Le 4 juin 2025, l’archevêque d’Aix et Arles, Mgr Christian Delarbre, a ouvert officiellement la cause de béatification de Maurice Blondel. Qui était cet homme, au sujet duquel on parle maintenant de sainteté ?
Le 4 juin 2025, l’archevêque d’Aix et Arles, Mgr Christian Delarbre, a ouvert officiellement la cause de béatification de Maurice Blondel, en l’église Saint Jean-de-Malte à Aix-en-Provence, qui était l’église paroissiale de Blondel. Il faut donc rappeler qui était cet homme, au sujet duquel on parle maintenant de sainteté.
Maurice Blondel est né en 1861 à Dijon dans une famille catholique. Elève à l’Ecole normale supérieure, il se heurte à un milieu rationaliste et anticlérical, et ébauche une doctrine nouvelle pour proposer la foi à des incroyants. En 1893, il présente la thèse de doctorat qui devait le rendre célèbre : L’Action. Il développera sa doctrine dans d’autres ouvrages, jusque dans les années 1940. Il mourra à Aix-en-Provence en 1949, après avoir enseigné la philosophie pendant trente ans à l’université de cette ville.

La philosophie de Maurice Blondel
Exposer sa doctrine n’est pas aisé car on trouve chez lui de l’obscurité des idées et du style, et quelque flottement, voire des contradictions.
Le principe qui forme la trame de sa pensée, est celui de l’immanence ou de l’interdépendance universelle. Dans l’ensemble de la réalité, le « moi » ne peut être isolé du reste. Il n’est ce qu’il est qu’en fonction du tout. Impossible de l’envisager à part, indépendamment du reste du monde. Aucune idée, aucune observation, aucun raisonnement n’a de valeur que dans le tout. La valeur de l’intelligence humaine comme faculté de connaître s’en trouve bien sûr attaquée : en effet, si la connaissance du moindre détail est subordonnée à la connaissance du tout, comme nous ne connaîtrons jamais tout, nous ne connaîtrons jamais rien.
M. Blondel pourchasse ce qu’il appelle « l’intellectualisme », qui consiste à supposer que le réel est représenté exactement par nos concepts : « J’affirmerais quelque chose de faux en prenant ce qu’il y a d’arrêté et de net dans ma représentation pour la réalité même de l’objet »[1]. La connaissance intellectuelle nous donne des notions incomplètes et appauvries, car la réalité est ouverte à un changement indéfini. Rien d’actuel n’est acquis, définitif ; nous sommes irrémédiablement dans l’inachevé, le provisoire.
Puisqu’il ne peut y avoir de connaissance arrêtée, M. Blondel repousse la définition réaliste et traditionnelle de la vérité, et en propose une nouvelle : à l’adéquation ou la conformité de l’intelligence avec l’objet connu, qui est abstraite et chimérique, se substitue la recherche de « l’adéquation de l’esprit et de la vie ». En raison du changement incessant de la réalité et du progrès même de l’esprit, cette correspondance des deux est toujours en devenir, jamais réalisée. La vérité n’est pas plus immuable que l’homme lui-même, car elle évolue avec lui ; elle ne se trouve que dans le mouvement général de la vie.

====================

● **Tâche à réaliser**: Prolongez l'extrait ci-dessus sur la philosophie de Maurice Blondel en reprenant juste après sa dernière phrase, qui se termine par « elle ne se trouve que dans le mouvement général de la vie ».

====================

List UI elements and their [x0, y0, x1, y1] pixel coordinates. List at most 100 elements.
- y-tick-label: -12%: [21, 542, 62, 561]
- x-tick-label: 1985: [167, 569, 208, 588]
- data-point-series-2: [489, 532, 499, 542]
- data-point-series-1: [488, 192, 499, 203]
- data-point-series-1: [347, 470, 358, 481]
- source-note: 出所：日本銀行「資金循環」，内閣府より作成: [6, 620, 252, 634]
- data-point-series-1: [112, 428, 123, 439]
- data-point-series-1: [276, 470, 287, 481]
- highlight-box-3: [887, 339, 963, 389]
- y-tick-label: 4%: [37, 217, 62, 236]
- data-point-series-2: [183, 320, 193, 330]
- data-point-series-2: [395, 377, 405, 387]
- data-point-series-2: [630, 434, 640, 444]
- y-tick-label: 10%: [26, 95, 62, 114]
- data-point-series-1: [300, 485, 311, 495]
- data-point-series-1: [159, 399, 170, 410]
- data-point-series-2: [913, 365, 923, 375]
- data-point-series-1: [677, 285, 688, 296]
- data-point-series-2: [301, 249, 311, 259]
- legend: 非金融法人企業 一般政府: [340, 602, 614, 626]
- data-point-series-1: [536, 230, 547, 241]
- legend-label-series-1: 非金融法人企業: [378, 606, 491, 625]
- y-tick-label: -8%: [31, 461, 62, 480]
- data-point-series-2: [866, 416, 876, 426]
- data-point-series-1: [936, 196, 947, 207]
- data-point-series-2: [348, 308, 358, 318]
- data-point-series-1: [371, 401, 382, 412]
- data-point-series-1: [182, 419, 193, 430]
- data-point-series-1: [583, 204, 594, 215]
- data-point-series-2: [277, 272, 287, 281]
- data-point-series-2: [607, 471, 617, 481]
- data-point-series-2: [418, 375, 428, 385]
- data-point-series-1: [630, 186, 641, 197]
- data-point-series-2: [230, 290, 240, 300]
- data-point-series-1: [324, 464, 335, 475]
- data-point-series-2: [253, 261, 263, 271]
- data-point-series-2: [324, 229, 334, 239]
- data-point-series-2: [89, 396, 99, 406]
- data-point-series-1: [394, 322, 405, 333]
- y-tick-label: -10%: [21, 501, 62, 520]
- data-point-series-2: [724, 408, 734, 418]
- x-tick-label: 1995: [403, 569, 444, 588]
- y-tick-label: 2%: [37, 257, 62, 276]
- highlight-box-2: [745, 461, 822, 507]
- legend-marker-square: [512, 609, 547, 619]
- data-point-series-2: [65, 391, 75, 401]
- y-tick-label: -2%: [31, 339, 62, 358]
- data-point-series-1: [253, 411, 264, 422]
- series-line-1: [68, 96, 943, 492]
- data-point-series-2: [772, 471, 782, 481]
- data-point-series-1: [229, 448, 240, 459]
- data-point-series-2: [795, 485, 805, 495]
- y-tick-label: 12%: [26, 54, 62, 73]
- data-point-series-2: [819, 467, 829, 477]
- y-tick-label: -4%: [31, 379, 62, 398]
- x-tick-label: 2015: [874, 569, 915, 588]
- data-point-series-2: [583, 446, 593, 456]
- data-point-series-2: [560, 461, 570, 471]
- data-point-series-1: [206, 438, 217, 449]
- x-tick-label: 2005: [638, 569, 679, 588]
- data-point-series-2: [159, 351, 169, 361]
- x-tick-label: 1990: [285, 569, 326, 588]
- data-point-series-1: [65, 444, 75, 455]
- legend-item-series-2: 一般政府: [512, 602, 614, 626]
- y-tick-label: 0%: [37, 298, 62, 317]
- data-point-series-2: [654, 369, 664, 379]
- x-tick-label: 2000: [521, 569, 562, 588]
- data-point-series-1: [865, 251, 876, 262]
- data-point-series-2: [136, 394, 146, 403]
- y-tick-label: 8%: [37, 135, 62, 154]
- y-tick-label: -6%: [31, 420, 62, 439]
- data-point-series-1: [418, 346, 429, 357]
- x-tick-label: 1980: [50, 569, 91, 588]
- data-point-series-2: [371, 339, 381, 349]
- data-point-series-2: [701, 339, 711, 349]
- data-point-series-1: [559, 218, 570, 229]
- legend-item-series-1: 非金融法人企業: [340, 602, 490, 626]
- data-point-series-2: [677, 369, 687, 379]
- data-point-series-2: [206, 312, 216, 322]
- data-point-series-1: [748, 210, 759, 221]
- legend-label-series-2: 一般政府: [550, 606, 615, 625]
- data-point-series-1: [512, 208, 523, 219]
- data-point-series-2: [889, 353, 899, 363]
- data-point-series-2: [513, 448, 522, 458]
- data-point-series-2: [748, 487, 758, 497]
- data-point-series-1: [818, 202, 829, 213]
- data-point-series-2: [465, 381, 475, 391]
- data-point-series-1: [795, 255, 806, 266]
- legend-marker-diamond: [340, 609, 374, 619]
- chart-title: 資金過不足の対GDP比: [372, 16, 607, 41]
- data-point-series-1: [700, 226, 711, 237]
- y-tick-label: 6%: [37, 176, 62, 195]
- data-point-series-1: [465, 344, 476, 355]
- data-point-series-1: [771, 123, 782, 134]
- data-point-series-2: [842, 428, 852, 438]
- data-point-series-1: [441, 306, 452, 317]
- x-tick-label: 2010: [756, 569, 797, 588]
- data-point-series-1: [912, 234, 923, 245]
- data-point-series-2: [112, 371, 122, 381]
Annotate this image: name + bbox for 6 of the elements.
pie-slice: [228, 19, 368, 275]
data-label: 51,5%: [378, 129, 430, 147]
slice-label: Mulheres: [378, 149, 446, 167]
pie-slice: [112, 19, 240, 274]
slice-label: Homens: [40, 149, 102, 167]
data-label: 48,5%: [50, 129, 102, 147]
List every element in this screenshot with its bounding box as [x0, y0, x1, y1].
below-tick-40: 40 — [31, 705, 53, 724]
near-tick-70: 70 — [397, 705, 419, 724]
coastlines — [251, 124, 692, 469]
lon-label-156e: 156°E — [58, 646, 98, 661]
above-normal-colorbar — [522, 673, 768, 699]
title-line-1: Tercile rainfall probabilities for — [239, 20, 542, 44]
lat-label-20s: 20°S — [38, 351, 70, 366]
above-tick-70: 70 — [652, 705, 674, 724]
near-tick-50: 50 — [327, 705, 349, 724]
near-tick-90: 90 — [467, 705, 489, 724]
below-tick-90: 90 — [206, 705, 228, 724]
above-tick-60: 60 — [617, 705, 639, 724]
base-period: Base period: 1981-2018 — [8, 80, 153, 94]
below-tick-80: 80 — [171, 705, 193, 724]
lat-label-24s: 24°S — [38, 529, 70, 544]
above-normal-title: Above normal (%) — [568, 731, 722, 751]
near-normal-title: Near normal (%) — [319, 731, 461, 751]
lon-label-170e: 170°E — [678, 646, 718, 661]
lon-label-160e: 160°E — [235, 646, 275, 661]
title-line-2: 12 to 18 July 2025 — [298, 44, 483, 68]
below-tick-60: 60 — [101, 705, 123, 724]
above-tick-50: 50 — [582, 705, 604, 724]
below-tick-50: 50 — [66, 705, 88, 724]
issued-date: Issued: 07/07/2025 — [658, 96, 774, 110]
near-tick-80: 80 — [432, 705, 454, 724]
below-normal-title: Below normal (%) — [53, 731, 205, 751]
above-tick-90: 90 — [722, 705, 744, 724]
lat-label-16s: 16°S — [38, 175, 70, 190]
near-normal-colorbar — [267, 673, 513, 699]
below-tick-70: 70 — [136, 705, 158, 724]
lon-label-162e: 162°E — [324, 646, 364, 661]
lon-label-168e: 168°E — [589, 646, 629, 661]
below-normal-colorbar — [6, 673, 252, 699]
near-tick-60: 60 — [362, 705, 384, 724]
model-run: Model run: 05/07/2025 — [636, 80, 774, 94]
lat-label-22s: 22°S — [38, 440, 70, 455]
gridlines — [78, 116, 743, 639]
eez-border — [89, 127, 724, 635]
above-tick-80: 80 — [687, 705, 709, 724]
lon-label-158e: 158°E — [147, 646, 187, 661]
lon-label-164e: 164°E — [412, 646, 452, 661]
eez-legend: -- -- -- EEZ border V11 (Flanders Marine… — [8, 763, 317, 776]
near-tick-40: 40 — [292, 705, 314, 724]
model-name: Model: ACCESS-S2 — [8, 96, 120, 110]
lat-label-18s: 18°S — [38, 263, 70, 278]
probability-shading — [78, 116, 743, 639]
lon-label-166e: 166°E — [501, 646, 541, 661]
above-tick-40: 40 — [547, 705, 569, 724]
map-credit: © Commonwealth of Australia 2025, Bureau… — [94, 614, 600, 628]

====================

● **Réponse rédigée**:
L’action est le moyen unique que nous ayons d’atteindre et de posséder le réel. Que désigne ce mot « action » ? L’action, c’est toute la vie, c’est la « réalité immanente » en nous : réalité essentiellement mouvante, toujours inachevée. La pensée seule, indépendamment de l’action, de la pratique, de l’expérience personnelle, est incapable de nous faire connaître le réel, elle est sans valeur au point de vue de la connaissance.
Le père Joseph de Tonquédec, qui a beaucoup étudié Blondel, fait ce constat : « La philosophie de l’action est un dissolvant très efficace de toute idée nette, de toute logique rigoureuse. Ce n’est pas impunément qu’on attaque, avec tant de vivacité et de persistance, l’intelligence abstraite : celle qui forme et distingue les concepts, qui construit les raisonnements corrects. Je constate que, chez M. Blondel et ses disciples, il s’est produit comme un estompage, une vaporisation de toutes les formes précises de la pensée »[2].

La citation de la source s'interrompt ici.